-- Start Material --
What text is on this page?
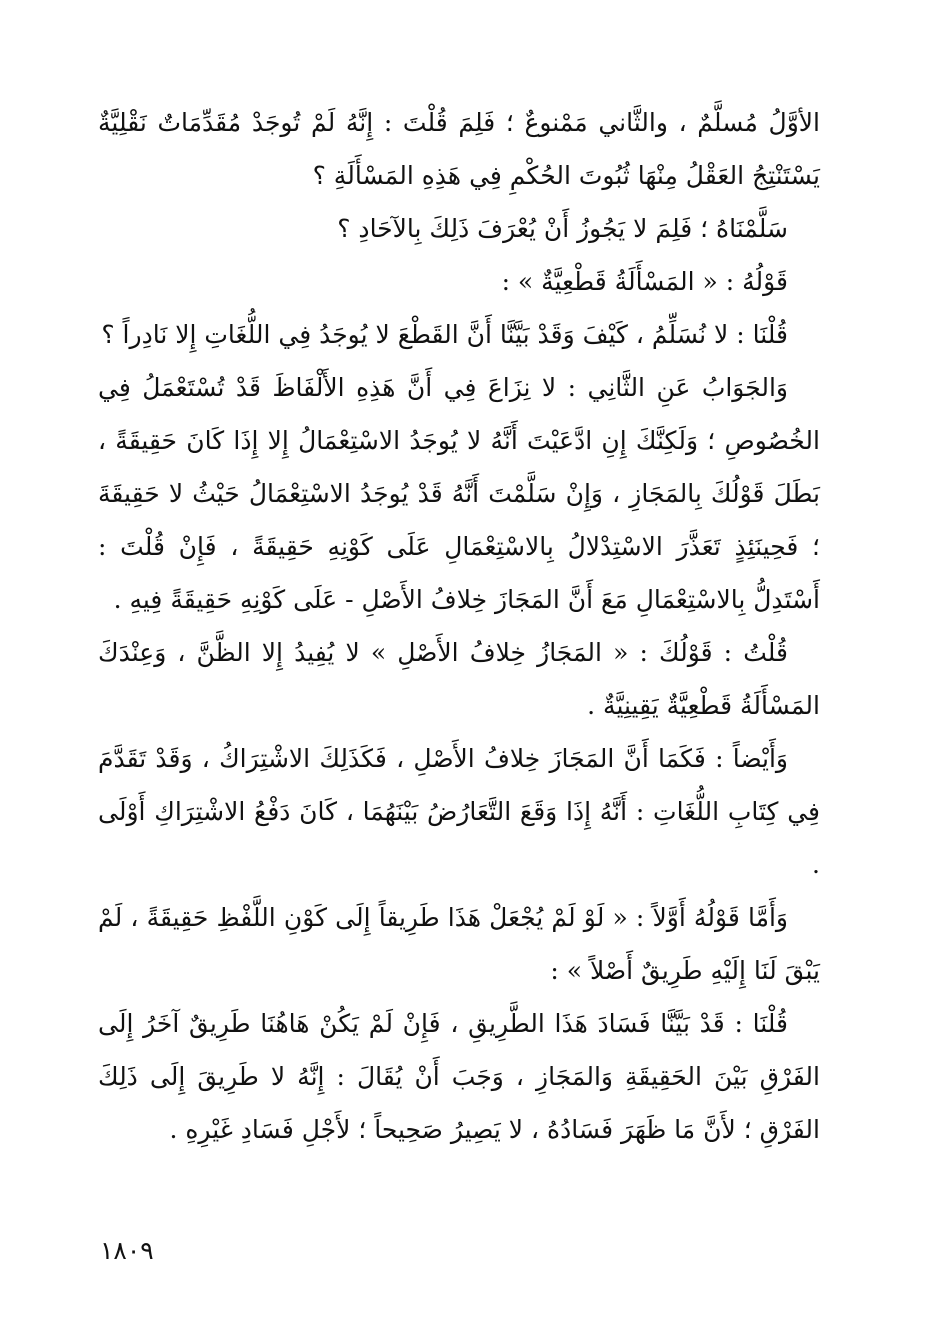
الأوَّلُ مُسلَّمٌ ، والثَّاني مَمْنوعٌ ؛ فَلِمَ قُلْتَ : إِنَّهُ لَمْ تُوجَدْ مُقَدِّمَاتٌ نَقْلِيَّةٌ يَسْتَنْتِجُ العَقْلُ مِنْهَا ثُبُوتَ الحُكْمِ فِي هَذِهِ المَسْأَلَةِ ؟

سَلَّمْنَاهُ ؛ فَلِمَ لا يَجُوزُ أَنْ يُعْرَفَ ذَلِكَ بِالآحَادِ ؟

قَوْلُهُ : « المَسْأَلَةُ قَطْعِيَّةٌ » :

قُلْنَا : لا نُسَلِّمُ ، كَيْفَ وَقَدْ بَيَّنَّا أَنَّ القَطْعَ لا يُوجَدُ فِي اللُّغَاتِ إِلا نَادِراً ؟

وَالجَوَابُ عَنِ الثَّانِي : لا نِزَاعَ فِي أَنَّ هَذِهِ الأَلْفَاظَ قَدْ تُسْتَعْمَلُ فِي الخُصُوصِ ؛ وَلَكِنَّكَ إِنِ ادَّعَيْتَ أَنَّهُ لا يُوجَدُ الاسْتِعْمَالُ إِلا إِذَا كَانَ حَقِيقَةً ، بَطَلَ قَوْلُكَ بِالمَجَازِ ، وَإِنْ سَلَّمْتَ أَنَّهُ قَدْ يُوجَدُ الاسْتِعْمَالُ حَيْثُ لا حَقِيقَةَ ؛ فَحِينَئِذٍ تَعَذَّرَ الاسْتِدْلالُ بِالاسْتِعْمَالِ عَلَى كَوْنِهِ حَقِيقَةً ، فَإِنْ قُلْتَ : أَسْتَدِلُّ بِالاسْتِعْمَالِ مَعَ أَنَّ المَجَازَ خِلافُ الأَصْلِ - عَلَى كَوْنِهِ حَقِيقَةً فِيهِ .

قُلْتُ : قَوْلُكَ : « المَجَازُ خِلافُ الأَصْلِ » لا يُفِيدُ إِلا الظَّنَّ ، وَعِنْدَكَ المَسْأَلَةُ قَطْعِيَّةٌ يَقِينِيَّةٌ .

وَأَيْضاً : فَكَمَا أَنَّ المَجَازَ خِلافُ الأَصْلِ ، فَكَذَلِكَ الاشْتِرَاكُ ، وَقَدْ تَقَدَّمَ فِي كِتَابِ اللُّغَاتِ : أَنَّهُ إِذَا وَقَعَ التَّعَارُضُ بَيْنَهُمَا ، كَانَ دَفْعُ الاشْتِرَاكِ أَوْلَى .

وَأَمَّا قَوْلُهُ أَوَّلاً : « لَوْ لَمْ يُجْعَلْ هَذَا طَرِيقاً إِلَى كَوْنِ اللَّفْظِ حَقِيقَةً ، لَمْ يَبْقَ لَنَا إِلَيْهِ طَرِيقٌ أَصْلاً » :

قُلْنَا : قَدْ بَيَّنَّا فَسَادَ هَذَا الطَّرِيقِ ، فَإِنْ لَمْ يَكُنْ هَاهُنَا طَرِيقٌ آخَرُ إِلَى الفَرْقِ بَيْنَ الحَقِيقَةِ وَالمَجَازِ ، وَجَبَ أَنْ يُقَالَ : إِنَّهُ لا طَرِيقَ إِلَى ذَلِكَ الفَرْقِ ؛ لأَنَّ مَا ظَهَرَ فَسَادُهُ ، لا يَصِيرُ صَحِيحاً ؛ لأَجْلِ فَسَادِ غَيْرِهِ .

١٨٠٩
-- End Material --
-- Start Material --
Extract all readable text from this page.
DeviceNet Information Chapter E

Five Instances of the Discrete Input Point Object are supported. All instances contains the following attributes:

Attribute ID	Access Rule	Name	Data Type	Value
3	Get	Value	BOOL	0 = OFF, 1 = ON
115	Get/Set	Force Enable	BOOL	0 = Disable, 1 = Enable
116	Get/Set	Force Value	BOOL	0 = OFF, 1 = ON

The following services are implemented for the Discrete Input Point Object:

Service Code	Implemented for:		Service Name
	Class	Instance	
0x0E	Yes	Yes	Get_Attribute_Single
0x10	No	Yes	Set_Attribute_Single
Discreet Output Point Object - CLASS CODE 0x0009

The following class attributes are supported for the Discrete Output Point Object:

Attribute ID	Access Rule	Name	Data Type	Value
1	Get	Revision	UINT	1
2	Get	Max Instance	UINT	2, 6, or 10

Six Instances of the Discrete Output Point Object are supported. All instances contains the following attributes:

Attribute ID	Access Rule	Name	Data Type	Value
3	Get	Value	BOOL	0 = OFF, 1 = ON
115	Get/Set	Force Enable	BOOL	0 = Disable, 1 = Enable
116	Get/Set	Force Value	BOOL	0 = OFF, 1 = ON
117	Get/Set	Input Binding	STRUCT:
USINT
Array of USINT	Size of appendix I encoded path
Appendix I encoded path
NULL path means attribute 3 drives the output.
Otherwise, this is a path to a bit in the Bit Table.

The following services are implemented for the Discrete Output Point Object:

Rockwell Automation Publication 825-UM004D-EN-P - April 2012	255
-- End Material --
*Your task:* Reply with nothing but a number: how many lines of the entries above contain the string "instances"?

*Response below:* 2